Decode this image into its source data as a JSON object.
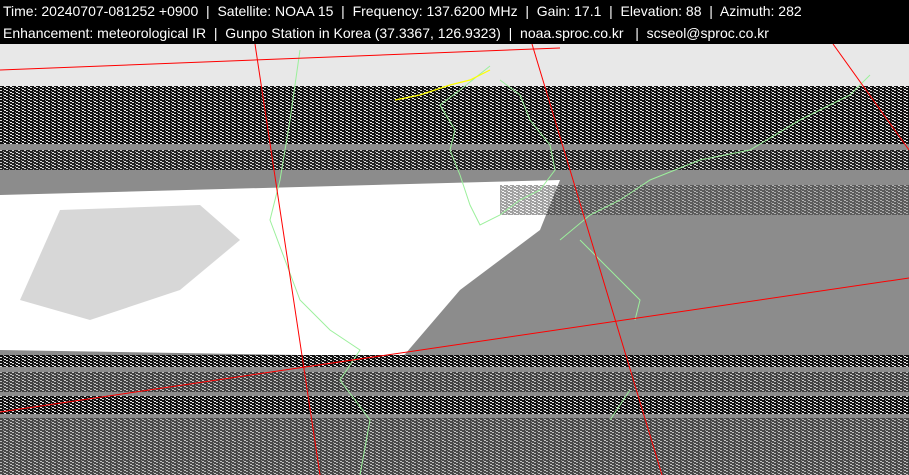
{
  "header": {
    "line1": "Time: 20240707-081252 +0900  |  Satellite: NOAA 15  |  Frequency: 137.6200 MHz  |  Gain: 17.1  |  Elevation: 88  |  Azimuth: 282",
    "line2": "Enhancement: meteorological IR  |  Gunpo Station in Korea (37.3367, 126.9323)  |  noaa.sproc.co.kr   |  scseol@sproc.co.kr"
  },
  "image": {
    "colors": {
      "graticule": "#ff0000",
      "coastline": "#9cf09c",
      "border": "#ffff00",
      "cloud": "#ffffff",
      "ground": "#8c8c8c"
    }
  }
}
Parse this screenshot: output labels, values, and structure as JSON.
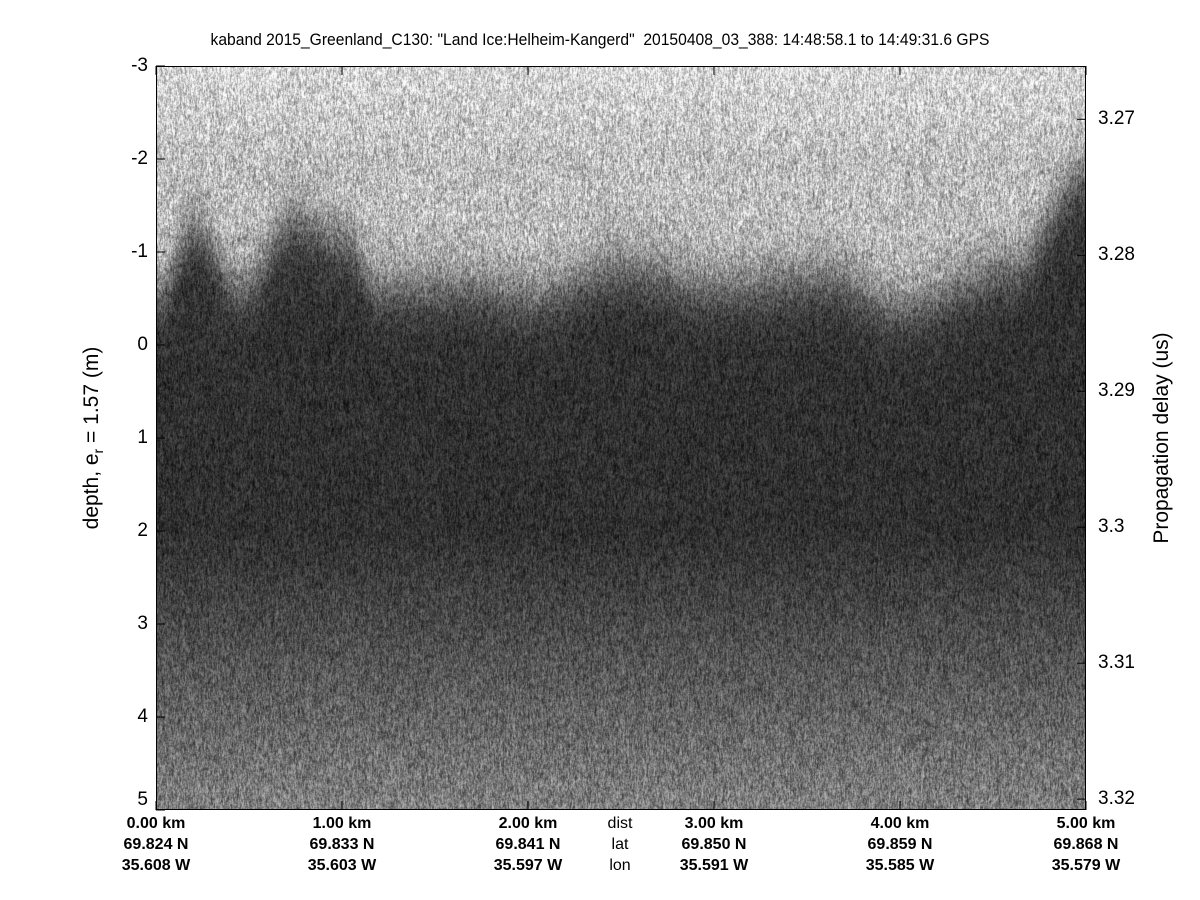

**Instructions for the task**. Leave images out of the retyped records; keep all else exact.

**Written answer**.
Decode this image into its source data as a JSON object.
{
  "header": {
    "line1": "Time: 20240707-081252 +0900  |  Satellite: NOAA 15  |  Frequency: 137.6200 MHz  |  Gain: 17.1  |  Elevation: 88  |  Azimuth: 282",
    "line2": "Enhancement: meteorological IR  |  Gunpo Station in Korea (37.3367, 126.9323)  |  noaa.sproc.co.kr   |  scseol@sproc.co.kr"
  },
  "image": {
    "colors": {
      "graticule": "#ff0000",
      "coastline": "#9cf09c",
      "border": "#ffff00",
      "cloud": "#ffffff",
      "ground": "#8c8c8c"
    }
  }
}
Parse this screenshot: output labels, values, and structure as JSON.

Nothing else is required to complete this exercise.